# [WHAT TO PRODUCE]
From the records, pick out and copy each line containing "cancelButtonTitle".

# [RECORDS FOR PROCESSING]
• • •
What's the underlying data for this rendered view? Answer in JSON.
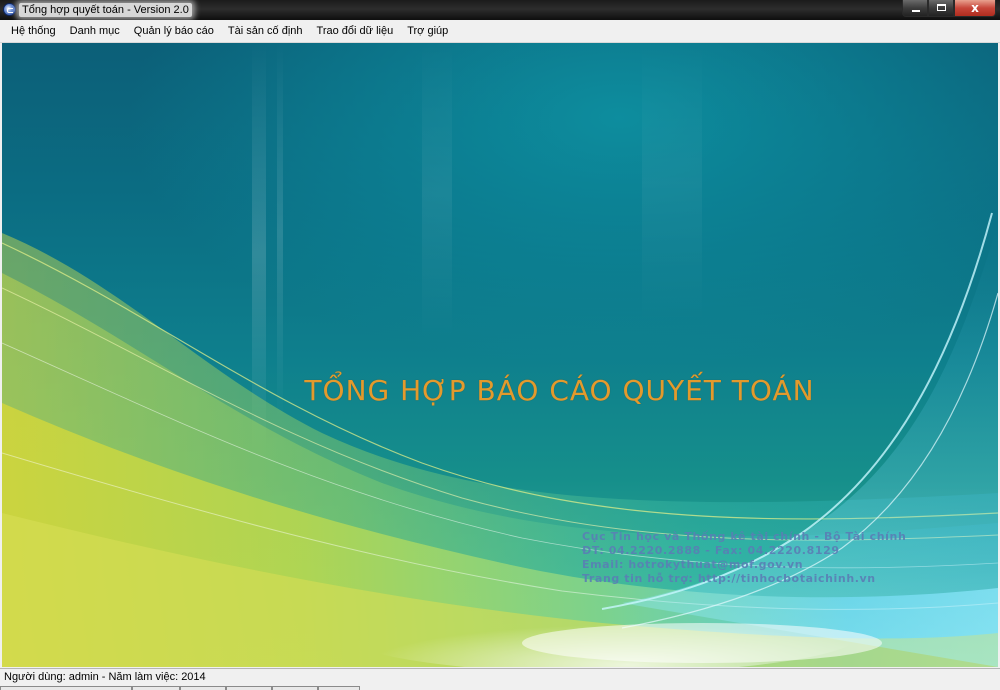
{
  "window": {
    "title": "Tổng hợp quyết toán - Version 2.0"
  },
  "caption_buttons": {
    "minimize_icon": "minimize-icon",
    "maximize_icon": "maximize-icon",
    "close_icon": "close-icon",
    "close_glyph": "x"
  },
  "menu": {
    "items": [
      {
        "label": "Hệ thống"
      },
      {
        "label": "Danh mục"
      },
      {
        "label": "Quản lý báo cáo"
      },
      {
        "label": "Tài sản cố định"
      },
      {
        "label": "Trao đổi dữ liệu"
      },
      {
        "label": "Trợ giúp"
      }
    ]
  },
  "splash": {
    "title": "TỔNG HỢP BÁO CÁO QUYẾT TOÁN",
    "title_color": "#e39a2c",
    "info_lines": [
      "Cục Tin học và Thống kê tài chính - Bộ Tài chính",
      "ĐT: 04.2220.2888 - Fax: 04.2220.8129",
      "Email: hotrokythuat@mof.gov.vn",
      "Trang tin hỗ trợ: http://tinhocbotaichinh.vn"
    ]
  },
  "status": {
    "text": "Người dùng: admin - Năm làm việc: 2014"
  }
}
• • •
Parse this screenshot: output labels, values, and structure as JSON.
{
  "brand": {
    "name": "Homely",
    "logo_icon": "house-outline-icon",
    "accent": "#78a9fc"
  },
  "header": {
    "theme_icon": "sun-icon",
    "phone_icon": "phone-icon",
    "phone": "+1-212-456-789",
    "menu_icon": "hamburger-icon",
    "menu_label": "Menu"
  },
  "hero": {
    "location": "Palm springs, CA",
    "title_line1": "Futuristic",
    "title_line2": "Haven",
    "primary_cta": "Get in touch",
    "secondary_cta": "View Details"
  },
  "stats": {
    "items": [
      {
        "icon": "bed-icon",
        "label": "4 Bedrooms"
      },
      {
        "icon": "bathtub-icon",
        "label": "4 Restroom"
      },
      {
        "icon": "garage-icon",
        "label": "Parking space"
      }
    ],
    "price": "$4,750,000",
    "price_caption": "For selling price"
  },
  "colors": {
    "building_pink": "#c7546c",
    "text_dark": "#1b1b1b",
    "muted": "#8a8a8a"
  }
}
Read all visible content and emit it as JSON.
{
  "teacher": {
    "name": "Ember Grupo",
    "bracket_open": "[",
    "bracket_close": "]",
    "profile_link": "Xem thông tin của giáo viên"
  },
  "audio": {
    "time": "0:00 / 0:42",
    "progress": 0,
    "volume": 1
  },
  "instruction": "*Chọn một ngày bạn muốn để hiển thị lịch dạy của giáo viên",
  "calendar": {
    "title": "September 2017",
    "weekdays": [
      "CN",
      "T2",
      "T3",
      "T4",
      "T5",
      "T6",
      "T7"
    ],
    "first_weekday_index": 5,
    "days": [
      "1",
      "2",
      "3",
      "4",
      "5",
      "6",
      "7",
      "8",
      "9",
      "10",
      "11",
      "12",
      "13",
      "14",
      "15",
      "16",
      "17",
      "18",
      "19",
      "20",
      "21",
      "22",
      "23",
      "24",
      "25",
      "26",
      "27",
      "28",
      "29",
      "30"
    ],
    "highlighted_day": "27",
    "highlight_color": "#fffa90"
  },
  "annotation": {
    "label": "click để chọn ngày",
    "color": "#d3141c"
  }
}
• • •
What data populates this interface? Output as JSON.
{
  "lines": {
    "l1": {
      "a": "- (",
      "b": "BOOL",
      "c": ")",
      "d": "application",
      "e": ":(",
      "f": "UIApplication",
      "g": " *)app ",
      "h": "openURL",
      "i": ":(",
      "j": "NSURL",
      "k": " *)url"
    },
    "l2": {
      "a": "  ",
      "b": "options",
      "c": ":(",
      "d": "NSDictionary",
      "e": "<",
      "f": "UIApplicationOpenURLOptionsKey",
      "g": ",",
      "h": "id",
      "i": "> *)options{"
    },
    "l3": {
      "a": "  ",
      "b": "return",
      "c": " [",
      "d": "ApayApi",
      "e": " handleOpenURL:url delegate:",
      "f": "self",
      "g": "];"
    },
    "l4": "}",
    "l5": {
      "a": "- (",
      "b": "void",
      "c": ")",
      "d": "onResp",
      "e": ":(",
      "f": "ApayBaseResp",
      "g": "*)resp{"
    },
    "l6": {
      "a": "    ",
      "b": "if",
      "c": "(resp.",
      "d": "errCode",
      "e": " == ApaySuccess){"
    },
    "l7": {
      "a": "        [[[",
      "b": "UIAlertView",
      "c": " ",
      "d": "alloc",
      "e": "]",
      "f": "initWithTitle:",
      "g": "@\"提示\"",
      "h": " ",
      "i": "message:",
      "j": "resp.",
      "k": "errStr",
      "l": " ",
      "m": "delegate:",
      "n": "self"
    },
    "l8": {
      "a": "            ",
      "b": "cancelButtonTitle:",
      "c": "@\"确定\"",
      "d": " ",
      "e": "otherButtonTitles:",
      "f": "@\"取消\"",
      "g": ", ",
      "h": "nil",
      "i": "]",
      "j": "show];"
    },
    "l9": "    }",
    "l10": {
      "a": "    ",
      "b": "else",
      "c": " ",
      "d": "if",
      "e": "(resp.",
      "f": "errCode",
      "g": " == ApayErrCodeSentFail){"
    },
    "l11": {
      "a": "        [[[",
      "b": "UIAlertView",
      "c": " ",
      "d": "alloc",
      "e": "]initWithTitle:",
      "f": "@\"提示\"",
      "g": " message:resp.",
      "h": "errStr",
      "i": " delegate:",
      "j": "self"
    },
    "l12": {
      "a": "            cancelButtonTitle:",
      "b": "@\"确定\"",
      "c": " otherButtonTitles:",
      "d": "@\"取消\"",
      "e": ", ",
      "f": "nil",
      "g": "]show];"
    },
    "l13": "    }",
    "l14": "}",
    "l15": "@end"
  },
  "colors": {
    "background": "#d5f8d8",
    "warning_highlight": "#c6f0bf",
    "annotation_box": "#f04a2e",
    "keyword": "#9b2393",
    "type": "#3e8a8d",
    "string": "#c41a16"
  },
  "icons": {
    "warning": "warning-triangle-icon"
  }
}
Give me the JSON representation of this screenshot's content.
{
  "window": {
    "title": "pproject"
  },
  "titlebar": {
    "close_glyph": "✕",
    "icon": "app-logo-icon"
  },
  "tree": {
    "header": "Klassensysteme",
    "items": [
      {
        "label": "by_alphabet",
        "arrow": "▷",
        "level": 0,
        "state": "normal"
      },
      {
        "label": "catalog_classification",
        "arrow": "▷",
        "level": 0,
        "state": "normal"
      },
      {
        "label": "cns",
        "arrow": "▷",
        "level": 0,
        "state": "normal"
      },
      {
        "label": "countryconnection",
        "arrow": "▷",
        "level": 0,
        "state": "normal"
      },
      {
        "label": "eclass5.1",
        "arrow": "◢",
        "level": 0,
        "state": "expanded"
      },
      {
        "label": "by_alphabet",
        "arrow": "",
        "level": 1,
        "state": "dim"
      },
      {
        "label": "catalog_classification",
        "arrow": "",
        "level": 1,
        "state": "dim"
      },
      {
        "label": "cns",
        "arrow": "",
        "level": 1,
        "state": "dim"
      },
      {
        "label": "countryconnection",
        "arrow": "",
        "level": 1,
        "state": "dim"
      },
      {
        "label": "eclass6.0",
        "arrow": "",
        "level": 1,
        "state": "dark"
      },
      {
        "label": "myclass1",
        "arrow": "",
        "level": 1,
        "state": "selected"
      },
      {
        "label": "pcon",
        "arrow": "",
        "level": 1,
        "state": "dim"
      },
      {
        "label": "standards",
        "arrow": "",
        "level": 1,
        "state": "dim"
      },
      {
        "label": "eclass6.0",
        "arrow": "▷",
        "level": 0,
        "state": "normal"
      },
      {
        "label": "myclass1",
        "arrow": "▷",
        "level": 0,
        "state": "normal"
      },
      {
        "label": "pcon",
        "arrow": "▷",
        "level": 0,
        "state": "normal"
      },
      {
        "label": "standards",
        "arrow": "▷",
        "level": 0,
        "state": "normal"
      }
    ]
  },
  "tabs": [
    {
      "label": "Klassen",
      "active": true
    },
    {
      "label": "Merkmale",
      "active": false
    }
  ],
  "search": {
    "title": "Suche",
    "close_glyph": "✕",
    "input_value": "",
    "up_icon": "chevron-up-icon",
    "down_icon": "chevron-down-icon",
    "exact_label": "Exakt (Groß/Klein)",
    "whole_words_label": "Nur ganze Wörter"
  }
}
• • •
# [ANSWER TO THE PROBLEM]
      "b": "cancelButtonTitle:",
      "a": "            cancelButtonTitle:",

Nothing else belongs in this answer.